= Exercise instructions =
Beginning at the line that contains "Convert this document image to plain text." and ending at the last line of the entries, write out each line exactly; include nothing outside that span.

(Dataset entries)

--- Start ---

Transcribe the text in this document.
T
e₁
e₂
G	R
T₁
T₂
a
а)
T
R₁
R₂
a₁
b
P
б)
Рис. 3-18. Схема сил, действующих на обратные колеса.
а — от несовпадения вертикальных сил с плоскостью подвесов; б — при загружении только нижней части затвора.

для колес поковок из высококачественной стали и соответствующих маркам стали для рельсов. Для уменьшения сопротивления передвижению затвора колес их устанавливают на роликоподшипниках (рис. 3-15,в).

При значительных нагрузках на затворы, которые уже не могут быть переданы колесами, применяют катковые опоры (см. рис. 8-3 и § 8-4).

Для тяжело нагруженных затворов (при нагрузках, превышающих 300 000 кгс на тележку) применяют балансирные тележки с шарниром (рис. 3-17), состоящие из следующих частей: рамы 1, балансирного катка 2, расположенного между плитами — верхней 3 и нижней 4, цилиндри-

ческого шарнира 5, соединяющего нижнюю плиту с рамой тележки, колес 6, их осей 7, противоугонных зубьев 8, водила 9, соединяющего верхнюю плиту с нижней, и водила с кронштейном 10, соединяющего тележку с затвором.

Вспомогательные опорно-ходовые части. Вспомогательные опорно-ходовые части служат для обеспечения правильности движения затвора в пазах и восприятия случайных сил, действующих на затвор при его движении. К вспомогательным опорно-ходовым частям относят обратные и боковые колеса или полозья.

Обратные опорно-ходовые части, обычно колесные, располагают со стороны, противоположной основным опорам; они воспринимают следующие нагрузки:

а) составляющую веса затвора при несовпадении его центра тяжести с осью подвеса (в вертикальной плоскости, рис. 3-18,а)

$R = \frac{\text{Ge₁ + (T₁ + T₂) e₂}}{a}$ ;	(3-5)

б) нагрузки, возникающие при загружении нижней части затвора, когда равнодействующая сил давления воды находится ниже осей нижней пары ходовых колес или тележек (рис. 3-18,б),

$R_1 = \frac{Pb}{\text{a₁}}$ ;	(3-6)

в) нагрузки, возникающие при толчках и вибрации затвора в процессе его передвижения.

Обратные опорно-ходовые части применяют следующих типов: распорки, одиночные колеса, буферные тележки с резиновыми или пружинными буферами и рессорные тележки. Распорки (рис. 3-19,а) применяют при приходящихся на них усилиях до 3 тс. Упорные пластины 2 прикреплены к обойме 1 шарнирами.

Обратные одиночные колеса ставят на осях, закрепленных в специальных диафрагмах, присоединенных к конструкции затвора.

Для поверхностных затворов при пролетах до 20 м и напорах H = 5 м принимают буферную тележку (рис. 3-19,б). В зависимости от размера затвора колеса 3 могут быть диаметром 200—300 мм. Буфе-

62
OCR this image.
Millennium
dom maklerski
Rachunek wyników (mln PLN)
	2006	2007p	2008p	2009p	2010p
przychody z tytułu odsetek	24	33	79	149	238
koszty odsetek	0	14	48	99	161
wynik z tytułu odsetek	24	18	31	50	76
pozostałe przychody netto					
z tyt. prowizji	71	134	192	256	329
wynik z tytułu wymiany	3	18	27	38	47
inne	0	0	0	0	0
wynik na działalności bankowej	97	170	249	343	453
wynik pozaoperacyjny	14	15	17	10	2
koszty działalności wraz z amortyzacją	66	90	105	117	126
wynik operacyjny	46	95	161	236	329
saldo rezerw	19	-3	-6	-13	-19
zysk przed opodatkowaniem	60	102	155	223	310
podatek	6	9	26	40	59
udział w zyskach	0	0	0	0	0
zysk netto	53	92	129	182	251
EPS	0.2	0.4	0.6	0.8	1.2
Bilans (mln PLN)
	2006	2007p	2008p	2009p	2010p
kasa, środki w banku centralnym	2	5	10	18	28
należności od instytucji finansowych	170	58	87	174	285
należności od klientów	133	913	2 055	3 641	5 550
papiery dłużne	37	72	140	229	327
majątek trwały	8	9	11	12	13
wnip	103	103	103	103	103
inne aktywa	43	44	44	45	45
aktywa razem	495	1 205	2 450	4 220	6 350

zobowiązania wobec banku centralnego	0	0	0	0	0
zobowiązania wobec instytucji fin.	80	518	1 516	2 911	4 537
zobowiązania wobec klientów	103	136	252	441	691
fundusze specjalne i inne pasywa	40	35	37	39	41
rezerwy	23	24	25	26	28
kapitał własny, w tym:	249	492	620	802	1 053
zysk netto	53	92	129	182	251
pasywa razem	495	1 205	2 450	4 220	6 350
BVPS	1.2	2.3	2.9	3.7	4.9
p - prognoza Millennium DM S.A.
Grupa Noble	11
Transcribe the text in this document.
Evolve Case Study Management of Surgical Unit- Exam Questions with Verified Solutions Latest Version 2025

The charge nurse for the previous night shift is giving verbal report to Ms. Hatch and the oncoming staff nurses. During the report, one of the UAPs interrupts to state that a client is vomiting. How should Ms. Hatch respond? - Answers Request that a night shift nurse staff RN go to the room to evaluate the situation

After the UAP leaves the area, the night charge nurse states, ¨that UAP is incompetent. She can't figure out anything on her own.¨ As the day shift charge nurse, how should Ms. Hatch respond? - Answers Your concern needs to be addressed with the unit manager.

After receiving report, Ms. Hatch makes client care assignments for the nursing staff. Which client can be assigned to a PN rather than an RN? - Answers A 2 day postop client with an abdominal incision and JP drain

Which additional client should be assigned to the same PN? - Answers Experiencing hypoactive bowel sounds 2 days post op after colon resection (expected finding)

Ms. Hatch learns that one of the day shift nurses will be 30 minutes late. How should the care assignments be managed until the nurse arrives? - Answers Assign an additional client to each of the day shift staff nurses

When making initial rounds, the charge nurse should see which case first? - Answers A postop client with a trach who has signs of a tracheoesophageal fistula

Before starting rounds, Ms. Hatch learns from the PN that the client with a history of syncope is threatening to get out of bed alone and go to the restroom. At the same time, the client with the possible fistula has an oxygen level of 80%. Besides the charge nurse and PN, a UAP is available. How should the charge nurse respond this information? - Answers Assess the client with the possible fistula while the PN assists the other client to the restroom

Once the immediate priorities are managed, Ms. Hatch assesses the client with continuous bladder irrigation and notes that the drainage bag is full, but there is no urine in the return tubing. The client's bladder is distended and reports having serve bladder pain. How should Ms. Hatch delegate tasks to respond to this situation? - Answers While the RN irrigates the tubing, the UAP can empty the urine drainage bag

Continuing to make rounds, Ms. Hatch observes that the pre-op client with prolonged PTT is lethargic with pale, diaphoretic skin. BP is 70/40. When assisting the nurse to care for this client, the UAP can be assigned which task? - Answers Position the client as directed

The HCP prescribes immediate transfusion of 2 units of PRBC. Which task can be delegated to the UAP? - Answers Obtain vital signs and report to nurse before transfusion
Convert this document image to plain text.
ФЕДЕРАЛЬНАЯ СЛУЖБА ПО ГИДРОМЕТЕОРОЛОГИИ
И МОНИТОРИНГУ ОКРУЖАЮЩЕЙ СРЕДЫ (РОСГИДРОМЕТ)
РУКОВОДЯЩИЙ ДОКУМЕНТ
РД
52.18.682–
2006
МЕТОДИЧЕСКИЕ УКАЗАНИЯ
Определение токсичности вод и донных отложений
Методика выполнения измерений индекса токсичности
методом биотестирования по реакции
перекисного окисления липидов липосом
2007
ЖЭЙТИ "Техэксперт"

--- End ---

= Full answer =
Convert this document image to plain text.
ФЕДЕРАЛЬНАЯ СЛУЖБА ПО ГИДРОМЕТЕОРОЛОГИИ
И МОНИТОРИНГУ ОКРУЖАЮЩЕЙ СРЕДЫ (РОСГИДРОМЕТ)
РУКОВОДЯЩИЙ ДОКУМЕНТ
РД
52.18.682–
2006
МЕТОДИЧЕСКИЕ УКАЗАНИЯ
Определение токсичности вод и донных отложений
Методика выполнения измерений индекса токсичности
методом биотестирования по реакции
перекисного окисления липидов липосом
2007
ЖЭЙТИ "Техэксперт"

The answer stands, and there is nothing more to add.